# Record excerpts:

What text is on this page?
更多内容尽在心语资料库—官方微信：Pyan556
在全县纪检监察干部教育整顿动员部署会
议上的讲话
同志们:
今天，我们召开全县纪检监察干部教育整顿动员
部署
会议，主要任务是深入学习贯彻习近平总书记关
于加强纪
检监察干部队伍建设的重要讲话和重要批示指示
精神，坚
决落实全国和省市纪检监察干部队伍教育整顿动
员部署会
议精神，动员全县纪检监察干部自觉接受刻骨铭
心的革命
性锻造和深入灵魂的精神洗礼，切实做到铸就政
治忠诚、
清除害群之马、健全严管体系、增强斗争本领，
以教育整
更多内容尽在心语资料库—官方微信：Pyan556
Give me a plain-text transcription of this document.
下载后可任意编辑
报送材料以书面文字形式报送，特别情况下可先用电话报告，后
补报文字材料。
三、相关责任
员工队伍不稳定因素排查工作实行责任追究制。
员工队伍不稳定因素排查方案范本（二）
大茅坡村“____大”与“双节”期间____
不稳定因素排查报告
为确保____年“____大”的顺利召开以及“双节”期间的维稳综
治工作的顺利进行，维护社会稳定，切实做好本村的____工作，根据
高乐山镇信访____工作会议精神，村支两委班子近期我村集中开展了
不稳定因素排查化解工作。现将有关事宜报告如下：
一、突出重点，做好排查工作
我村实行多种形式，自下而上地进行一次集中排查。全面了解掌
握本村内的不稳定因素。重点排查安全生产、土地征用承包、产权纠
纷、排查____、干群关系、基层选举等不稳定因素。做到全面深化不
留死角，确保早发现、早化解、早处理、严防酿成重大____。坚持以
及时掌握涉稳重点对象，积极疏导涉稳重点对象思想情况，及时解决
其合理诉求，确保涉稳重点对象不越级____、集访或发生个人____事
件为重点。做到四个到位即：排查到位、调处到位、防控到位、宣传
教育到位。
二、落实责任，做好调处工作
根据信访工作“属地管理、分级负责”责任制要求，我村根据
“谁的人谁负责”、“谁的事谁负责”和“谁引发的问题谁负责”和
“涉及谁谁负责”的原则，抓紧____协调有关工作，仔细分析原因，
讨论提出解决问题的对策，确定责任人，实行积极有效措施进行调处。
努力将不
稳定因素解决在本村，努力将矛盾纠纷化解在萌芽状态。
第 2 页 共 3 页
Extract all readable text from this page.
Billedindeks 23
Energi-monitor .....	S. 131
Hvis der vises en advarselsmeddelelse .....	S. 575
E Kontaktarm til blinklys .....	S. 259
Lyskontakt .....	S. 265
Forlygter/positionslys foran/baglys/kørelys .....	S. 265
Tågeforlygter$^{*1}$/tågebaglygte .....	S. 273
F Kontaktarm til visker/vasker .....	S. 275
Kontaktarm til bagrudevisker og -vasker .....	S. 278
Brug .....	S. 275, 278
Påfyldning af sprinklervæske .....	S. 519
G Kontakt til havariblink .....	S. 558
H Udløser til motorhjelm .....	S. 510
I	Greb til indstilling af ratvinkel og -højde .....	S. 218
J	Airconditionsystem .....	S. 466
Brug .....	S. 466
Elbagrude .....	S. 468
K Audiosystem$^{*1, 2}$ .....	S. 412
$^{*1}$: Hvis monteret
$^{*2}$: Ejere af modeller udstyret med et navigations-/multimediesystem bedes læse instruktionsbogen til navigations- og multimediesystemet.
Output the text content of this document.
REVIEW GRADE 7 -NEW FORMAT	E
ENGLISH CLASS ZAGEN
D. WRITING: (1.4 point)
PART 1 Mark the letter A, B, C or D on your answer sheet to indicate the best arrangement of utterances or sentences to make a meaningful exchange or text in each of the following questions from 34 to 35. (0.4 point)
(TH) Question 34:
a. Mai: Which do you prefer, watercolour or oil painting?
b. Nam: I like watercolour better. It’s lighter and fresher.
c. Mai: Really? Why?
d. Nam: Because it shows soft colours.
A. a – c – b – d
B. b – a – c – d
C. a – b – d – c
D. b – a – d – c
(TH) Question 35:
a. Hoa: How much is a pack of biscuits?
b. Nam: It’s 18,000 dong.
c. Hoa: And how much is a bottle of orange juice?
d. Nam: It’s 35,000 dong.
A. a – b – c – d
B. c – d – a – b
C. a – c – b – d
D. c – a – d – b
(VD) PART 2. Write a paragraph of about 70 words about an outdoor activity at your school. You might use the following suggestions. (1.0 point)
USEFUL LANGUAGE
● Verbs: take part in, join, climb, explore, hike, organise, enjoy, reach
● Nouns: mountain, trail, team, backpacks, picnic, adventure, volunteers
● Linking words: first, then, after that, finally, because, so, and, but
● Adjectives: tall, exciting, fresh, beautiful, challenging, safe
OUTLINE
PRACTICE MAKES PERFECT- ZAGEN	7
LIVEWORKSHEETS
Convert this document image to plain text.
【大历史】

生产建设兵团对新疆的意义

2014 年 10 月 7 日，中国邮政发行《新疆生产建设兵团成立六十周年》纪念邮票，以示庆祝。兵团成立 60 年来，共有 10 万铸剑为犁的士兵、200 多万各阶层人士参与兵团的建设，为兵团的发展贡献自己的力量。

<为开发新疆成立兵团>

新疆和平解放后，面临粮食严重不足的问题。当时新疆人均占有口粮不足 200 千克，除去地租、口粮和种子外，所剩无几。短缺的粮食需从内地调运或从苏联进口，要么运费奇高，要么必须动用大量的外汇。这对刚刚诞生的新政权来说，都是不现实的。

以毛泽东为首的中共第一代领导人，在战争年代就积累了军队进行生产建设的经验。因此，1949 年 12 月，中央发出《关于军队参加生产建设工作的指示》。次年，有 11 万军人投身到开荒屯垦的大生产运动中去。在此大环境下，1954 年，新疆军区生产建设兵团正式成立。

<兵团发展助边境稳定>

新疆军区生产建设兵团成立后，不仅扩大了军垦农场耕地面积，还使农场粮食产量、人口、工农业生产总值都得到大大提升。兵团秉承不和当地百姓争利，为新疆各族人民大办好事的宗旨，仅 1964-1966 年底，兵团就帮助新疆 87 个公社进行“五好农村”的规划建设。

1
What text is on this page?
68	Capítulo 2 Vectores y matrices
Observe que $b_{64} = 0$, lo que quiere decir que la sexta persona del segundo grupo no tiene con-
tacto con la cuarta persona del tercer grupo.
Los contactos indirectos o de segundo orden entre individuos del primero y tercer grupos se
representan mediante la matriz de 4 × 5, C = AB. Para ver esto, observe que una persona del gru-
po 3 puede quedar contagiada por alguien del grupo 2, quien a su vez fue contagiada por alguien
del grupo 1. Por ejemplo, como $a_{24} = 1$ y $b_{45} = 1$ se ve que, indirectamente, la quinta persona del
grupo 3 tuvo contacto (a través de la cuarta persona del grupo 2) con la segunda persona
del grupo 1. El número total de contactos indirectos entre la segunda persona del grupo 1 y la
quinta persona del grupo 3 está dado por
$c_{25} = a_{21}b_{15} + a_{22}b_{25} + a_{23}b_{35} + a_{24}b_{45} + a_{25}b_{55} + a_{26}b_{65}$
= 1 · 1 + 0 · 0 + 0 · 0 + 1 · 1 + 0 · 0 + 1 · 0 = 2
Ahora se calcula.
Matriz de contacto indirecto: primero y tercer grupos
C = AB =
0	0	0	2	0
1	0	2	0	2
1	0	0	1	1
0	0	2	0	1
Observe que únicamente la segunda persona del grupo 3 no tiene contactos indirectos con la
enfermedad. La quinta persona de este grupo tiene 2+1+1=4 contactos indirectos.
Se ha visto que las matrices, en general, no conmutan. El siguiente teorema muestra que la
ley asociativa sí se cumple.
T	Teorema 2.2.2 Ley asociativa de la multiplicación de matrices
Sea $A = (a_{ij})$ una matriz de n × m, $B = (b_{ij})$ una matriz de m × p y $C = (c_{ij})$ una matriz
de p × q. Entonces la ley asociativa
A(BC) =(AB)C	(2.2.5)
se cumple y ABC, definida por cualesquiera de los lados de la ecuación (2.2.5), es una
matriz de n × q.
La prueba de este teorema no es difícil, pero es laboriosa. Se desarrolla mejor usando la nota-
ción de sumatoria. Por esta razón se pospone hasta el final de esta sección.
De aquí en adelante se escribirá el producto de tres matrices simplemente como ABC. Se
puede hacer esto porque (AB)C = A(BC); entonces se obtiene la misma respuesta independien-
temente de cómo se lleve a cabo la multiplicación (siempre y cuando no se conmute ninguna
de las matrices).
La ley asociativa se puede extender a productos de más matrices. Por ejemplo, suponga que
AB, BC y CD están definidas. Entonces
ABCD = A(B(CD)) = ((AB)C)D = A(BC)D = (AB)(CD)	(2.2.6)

# Stated goal:
Identify the lines above with the word "plain". Copy them.

# Result:
Give me a plain-text transcription of this document.
Convert this document image to plain text.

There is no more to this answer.